EXCERPT PROVIDED
^^^^^^^^^^^^^^^^
2021: A Year of ‘Moving Forward’

The 2021 Annual Campaign is underway with the goal of again raising more than $4 million and surpassing the previous year’s achievement in order to address growing needs in the community. After very successful campaigns in 2019 and 2020, the message for 2021 is simple: Moving Forward. Moving Forward means focusing on shared values and the good that can be accomplished together to make a positive impact on the Indianapolis community and the world. Moving Forward means overcoming obstacles in order to raise vital funds for the Annual Campaign. Moving forward means uniting together to navigate and overcome a difficult and uncertain time. 

Before this theme was even determined, a local Jewish community hero, Jenni Berebitsky (z”l), said at the end of her award-winning short film Grateful: The Jenni Berebitsky Story, “I think all we, any of us, can do is acknowledge what the feeling inside of us is and choose whether or not we want to move forward. And that is what I have done.”
^^^^^^^^^^^^^^^^
SUPPLIED RECORDS
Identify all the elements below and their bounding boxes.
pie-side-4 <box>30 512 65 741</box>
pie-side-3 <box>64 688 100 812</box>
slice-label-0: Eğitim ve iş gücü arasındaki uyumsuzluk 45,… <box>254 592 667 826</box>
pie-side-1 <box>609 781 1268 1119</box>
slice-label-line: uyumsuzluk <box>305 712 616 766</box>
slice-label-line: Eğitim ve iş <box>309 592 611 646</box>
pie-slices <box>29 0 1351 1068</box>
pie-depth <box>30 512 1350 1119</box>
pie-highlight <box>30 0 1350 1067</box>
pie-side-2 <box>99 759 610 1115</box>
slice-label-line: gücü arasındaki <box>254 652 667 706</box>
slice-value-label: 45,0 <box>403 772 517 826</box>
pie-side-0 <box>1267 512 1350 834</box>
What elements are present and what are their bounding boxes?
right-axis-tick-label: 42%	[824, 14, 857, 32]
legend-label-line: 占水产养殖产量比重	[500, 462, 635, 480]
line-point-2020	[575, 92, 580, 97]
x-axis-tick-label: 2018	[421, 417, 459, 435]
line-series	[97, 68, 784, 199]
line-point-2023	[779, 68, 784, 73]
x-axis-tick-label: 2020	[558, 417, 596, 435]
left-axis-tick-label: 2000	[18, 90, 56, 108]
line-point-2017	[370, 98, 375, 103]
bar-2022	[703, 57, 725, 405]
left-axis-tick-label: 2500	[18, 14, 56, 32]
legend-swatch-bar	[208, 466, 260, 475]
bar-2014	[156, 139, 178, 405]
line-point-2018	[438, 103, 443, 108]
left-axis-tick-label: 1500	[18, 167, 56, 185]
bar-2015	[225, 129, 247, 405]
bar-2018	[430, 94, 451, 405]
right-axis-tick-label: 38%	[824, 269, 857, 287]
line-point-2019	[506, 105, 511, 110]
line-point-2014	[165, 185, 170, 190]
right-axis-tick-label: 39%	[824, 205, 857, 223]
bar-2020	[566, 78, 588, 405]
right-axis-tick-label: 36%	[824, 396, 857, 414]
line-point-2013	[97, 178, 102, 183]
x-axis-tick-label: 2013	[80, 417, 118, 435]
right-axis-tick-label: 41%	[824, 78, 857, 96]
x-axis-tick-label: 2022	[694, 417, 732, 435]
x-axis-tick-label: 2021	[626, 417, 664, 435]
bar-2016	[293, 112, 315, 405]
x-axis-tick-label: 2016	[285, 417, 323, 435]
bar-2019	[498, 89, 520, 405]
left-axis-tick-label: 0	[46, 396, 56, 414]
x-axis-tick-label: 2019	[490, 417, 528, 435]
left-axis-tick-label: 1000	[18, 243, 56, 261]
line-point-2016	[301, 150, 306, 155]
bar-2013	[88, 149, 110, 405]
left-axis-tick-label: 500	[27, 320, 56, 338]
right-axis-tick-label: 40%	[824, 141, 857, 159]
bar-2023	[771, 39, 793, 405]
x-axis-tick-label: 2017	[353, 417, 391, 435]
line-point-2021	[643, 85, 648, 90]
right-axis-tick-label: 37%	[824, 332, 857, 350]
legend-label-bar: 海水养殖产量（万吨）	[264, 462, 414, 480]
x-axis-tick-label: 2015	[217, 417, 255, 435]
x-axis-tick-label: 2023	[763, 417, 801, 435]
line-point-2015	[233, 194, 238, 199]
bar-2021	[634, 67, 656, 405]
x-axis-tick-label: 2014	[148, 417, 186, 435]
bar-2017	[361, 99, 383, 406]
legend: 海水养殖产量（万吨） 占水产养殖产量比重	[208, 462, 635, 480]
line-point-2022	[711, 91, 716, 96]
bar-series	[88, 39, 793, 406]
^^^^^^^^^^^^^^^^
EXERCISE INSTRUCTIONS
1. Write out everything in the 2021 Annual Campaign text from "The 2021 Annual" down to "and uncertain time.".
2. Resume the 2021 Annual Campaign text after its last sentence.
The entries come from a different source than the Annual Campaign text.

WRITTEN ANSWERS
1.
The 2021 Annual Campaign is underway with the goal of again raising more than $4 million and surpassing the previous year’s achievement in order to address growing needs in the community. After very successful campaigns in 2019 and 2020, the message for 2021 is simple: Moving Forward. Moving Forward means focusing on shared values and the good that can be accomplished together to make a positive impact on the Indianapolis community and the world. Moving Forward means overcoming obstacles in order to raise vital funds for the Annual Campaign. Moving forward means uniting together to navigate and overcome a difficult and uncertain time.

2.
Married two and half years, with a 15-month-old son, and just finishing her residency as a Naturopathic physician, Jenni Kleinman Berebitsky was diagnosed with Amyotrophic Lateral Sclerosis (ALS or Lou Gehrig’s disease) at the age of 33. When diagnosed in 2009, she was given only 18-24 months to live. She first mourned her diagnosis, but then took it as a challenge of a lifetime. She wrote the book ALS Saved My Life…Until it Didn’t, a biography on her life with ALS that was published in 2018, and which is widely known to the ALS community. Also in 2018, a 17-minute short film documentary boldly shares what Jenni’s life has been like with ALS and how she chooses to move forward. A trailer of her documentary can be watched at alssavedmylife.com/#movietrailer

“Jenni mourned and grieved her diagnosis and then decided to move forward without letting it stop her from her passions or engaging with friends and family,” said her husband, Jeff Berebitsky. “With this pandemic, we grieve our losses and allow the related emotional components to unravel. Then it will be time to move forward despite the obstacles.”

Jenni passed away in August 2019, 10 years after her diagnosis.

“I decided to give myself the needed time to grieve my loss.  And when it was time to start living again, I chose to follow Jenni’s amazing example and move forward,” he added.

Jenni’s incredible outlook and inspiration to so many serves as a reminder as the Federation and its partners continue to battle the effects of the pandemic and the continued need to move the 2021 Annual Campaign forward…so its successes can help more than 4,000 in need in the Indianapolis community and countless other Jews all over the world.